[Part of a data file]
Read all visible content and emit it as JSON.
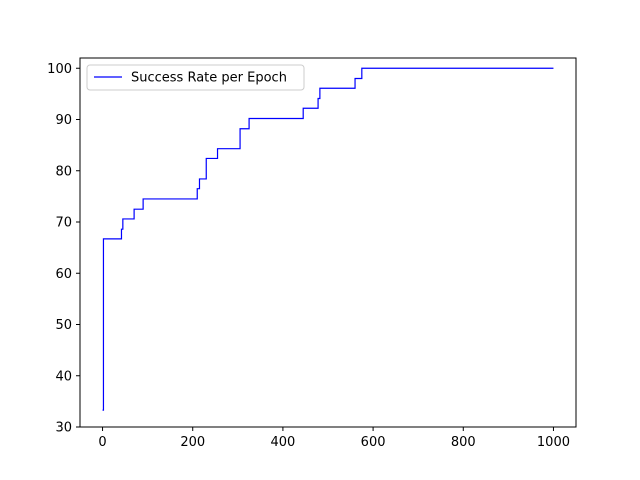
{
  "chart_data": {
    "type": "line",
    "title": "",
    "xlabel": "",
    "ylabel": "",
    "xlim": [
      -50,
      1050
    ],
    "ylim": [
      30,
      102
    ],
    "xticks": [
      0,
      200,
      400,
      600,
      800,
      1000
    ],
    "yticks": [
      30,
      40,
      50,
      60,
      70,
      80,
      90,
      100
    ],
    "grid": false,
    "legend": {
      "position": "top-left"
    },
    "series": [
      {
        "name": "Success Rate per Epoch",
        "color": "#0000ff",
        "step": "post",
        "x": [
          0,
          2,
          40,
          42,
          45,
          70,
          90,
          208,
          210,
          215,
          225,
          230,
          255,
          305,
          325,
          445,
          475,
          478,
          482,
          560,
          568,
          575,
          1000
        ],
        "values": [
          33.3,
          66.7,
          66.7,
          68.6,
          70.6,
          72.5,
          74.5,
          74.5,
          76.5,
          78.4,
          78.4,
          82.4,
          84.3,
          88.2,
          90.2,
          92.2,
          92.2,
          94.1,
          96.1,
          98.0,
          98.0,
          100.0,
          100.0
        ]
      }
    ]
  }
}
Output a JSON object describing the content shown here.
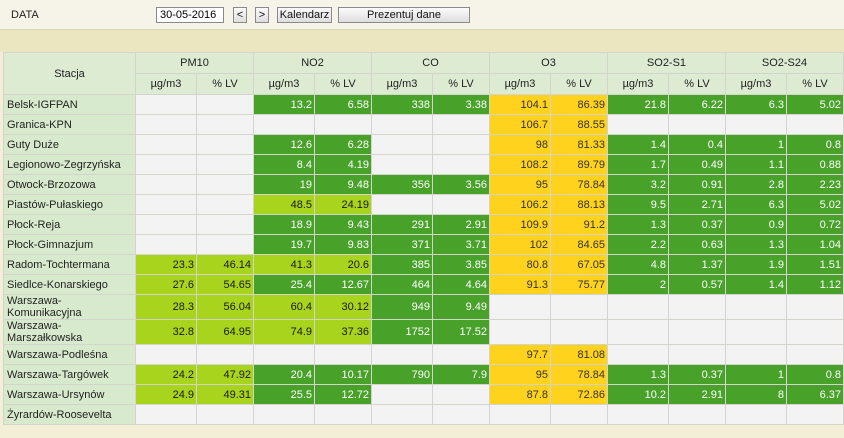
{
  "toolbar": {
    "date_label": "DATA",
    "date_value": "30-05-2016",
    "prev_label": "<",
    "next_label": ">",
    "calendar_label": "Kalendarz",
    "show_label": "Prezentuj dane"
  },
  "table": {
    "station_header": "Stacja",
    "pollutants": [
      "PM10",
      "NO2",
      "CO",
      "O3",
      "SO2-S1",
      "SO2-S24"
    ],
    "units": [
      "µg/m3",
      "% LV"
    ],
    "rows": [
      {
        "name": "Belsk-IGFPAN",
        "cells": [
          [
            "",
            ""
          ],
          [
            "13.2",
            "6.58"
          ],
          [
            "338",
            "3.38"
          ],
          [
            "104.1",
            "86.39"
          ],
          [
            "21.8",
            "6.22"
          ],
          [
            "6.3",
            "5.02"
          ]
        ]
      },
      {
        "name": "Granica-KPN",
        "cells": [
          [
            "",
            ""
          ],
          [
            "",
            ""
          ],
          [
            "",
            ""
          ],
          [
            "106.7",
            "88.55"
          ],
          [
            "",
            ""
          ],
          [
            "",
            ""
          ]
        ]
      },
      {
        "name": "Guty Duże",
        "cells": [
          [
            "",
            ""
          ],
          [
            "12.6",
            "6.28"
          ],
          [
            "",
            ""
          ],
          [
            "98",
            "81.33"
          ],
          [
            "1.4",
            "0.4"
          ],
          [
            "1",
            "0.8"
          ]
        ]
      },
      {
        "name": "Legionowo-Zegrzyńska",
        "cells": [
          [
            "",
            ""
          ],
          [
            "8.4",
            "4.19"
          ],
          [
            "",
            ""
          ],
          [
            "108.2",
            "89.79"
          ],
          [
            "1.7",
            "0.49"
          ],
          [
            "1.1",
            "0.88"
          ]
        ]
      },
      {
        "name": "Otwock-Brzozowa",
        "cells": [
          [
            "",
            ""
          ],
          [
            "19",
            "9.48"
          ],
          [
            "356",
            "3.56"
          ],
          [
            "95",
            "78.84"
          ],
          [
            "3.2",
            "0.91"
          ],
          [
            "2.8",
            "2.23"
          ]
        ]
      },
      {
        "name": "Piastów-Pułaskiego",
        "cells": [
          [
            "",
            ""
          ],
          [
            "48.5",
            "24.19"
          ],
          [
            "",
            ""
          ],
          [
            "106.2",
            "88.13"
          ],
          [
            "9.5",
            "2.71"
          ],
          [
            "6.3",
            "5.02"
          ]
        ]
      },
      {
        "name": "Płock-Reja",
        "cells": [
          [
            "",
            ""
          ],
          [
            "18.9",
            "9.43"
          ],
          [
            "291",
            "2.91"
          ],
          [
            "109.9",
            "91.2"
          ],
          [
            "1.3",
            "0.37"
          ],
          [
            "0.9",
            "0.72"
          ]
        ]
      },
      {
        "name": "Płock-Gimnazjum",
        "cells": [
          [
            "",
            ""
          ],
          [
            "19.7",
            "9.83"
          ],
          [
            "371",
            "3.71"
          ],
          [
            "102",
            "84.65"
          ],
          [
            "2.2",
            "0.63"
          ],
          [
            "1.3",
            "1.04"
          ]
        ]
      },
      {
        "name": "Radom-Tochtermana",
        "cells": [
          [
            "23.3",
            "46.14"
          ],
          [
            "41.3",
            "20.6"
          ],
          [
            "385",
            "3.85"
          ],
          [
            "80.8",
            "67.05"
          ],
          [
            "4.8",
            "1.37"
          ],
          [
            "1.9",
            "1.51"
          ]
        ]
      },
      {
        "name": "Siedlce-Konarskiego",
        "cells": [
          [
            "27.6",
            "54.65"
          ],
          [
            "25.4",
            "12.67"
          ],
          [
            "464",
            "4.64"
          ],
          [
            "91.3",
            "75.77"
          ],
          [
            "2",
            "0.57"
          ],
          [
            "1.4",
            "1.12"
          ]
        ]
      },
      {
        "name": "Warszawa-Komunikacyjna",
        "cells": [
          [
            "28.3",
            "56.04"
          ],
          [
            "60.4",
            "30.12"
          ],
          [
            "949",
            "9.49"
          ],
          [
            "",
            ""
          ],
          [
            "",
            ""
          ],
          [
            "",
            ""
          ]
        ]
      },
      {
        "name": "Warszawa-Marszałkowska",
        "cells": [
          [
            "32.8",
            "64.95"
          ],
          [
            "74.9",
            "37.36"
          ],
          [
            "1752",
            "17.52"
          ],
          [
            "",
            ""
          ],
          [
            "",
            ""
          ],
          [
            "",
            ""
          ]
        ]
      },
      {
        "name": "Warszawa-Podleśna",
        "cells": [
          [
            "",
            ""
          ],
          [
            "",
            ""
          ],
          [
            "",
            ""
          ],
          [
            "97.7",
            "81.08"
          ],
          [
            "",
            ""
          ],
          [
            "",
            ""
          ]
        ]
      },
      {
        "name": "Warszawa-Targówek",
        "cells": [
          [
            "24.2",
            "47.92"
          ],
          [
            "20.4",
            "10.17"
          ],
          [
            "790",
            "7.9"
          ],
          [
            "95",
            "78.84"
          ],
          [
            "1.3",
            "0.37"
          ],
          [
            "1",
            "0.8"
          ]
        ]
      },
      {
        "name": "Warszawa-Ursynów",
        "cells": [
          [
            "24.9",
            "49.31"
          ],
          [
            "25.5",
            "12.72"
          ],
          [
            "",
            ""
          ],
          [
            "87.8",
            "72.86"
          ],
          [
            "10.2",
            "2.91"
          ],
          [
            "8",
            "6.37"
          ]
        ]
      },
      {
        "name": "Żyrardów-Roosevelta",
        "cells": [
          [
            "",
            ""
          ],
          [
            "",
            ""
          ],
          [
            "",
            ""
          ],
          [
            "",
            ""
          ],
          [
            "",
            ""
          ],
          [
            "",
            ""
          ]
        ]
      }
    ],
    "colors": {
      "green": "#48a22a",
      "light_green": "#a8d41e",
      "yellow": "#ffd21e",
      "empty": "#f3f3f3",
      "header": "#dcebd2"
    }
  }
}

==

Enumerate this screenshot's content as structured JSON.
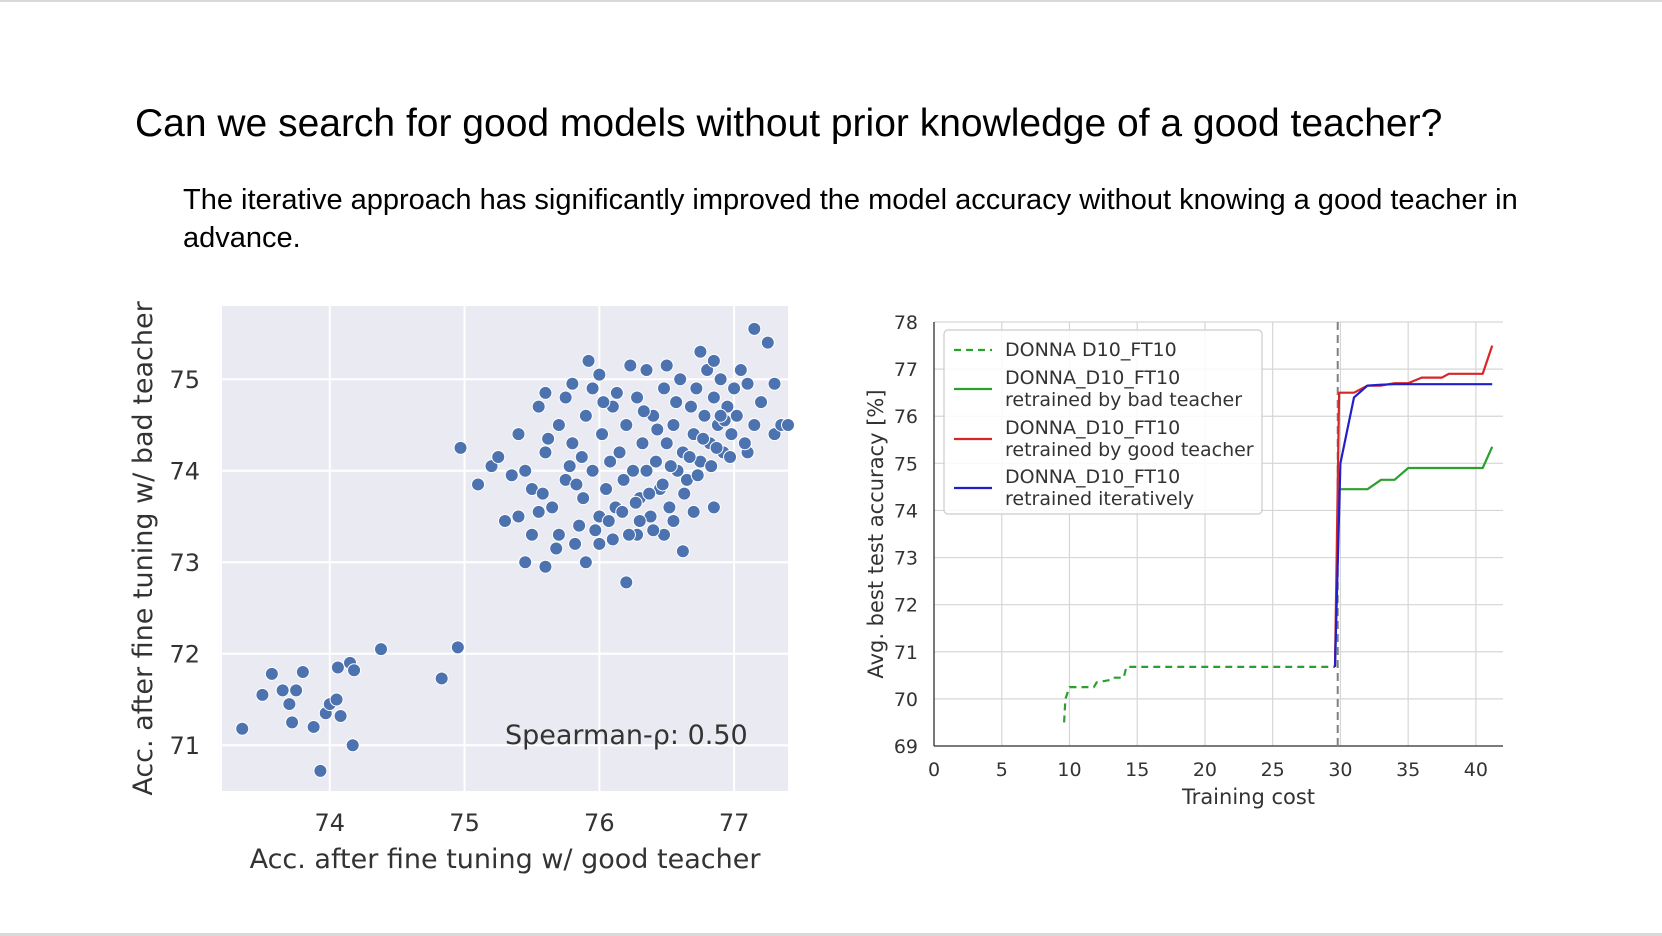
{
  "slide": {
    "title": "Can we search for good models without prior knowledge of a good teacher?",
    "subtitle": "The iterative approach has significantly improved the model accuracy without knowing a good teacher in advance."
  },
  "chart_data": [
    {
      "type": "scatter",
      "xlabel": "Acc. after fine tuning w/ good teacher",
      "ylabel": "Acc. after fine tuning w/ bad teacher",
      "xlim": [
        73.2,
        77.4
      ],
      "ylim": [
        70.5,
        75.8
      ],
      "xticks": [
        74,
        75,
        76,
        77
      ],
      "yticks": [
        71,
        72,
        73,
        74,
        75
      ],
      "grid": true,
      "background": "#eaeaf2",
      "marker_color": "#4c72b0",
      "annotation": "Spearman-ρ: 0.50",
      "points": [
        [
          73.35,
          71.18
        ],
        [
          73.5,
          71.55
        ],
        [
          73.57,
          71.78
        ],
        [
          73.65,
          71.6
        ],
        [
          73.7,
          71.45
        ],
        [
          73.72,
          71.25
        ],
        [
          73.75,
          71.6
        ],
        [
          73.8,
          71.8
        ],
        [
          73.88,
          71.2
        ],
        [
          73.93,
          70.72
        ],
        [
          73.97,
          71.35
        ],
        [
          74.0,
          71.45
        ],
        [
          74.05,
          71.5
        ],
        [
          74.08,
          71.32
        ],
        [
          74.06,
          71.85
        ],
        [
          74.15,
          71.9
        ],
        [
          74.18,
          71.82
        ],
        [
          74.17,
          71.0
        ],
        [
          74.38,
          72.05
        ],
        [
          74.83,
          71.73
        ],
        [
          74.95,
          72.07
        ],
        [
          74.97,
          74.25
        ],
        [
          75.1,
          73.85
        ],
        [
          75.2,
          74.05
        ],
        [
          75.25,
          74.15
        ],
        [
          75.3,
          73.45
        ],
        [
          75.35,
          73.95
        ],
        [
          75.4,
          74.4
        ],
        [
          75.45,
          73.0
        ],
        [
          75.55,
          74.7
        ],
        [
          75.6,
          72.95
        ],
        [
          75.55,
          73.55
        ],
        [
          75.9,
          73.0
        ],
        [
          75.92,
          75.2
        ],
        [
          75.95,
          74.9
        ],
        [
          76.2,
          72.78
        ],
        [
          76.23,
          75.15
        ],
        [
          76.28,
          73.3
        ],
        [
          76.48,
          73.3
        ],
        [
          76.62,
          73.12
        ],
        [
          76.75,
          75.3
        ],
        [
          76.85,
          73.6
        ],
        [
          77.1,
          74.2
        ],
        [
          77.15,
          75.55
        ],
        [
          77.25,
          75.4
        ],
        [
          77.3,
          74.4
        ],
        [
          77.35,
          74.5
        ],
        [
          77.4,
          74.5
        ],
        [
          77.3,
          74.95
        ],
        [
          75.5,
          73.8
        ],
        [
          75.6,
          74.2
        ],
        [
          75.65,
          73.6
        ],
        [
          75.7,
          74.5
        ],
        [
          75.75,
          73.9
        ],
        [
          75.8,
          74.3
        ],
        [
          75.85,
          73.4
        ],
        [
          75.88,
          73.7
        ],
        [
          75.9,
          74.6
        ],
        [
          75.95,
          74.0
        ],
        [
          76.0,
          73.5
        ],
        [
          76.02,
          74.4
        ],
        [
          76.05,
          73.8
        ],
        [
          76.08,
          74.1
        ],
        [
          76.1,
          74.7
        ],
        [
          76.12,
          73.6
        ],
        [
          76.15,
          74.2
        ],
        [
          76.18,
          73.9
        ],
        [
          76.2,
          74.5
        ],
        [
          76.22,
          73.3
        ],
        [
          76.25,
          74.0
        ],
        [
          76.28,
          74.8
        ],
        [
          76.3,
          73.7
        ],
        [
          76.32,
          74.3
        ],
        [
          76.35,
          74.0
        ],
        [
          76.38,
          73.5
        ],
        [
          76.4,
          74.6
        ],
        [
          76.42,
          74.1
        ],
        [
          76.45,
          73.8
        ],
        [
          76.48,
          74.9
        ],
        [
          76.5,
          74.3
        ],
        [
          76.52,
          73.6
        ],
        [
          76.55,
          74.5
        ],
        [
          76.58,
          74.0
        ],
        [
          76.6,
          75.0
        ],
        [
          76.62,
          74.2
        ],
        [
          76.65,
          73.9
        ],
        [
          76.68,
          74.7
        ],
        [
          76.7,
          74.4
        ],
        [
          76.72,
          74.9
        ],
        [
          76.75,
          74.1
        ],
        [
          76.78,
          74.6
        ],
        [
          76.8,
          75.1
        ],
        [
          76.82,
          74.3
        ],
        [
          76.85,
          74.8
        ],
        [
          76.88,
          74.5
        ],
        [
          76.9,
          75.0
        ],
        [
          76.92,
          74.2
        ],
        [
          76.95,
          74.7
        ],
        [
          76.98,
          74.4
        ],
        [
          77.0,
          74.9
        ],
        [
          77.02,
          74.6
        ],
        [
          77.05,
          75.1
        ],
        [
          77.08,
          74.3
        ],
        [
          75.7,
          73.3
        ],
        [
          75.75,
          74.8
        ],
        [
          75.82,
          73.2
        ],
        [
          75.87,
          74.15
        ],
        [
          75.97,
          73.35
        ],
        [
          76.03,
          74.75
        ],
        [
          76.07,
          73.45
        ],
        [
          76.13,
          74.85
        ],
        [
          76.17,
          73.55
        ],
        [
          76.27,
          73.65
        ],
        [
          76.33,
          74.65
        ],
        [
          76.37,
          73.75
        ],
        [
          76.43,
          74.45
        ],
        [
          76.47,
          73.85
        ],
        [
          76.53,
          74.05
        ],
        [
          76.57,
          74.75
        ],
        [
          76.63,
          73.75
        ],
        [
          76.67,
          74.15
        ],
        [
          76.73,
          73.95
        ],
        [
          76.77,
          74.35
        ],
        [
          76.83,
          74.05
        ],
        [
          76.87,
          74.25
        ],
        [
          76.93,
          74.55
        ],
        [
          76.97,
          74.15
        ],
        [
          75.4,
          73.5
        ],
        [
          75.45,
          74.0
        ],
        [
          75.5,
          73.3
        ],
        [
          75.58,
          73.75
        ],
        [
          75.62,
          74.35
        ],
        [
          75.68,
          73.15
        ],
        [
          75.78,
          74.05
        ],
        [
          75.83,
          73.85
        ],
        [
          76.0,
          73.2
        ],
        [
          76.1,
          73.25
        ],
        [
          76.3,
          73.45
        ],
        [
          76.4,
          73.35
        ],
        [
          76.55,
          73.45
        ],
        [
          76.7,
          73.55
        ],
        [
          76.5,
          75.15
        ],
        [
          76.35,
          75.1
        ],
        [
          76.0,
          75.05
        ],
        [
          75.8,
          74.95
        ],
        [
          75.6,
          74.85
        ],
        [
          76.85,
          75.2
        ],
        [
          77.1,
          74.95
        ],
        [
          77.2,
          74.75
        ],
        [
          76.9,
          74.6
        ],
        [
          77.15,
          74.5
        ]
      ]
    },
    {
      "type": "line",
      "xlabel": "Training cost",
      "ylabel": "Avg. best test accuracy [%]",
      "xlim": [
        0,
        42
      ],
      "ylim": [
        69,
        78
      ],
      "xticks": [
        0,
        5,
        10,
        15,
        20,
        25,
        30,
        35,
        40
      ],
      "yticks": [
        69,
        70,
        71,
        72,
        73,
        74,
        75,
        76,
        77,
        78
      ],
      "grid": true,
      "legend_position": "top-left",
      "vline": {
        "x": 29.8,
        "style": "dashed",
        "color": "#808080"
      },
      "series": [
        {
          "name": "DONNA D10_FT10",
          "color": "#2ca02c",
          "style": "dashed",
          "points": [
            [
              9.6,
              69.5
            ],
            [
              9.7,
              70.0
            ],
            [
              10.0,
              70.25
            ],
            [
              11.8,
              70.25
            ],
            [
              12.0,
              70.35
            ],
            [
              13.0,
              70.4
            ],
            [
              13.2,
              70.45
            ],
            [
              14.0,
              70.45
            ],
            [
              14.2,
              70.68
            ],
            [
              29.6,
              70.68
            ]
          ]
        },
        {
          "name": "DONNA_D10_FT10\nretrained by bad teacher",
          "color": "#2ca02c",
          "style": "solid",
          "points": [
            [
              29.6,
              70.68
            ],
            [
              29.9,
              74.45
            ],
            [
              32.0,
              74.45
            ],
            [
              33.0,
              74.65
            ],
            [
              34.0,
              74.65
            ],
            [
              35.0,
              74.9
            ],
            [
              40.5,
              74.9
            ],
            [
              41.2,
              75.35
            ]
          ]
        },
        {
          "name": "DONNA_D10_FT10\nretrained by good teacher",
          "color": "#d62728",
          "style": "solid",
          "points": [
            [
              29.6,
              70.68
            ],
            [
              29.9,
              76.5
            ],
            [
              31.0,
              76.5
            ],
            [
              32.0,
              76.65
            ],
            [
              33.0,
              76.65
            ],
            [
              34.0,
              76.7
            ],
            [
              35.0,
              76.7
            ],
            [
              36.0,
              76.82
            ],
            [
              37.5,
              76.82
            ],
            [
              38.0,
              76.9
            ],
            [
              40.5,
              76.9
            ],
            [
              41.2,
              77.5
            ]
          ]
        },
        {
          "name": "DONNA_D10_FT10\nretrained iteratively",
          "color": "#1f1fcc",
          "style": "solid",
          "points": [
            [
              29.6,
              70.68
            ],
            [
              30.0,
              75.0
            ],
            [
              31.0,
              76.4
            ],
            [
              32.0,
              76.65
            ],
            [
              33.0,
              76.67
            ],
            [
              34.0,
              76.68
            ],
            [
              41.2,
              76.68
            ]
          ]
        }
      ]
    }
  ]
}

■ EXERCISE DESCRIPTION ■
Determine the number of lines in the data that contain "left" as a word or string, and state only that number.

■ TASK OUTPUT ■
2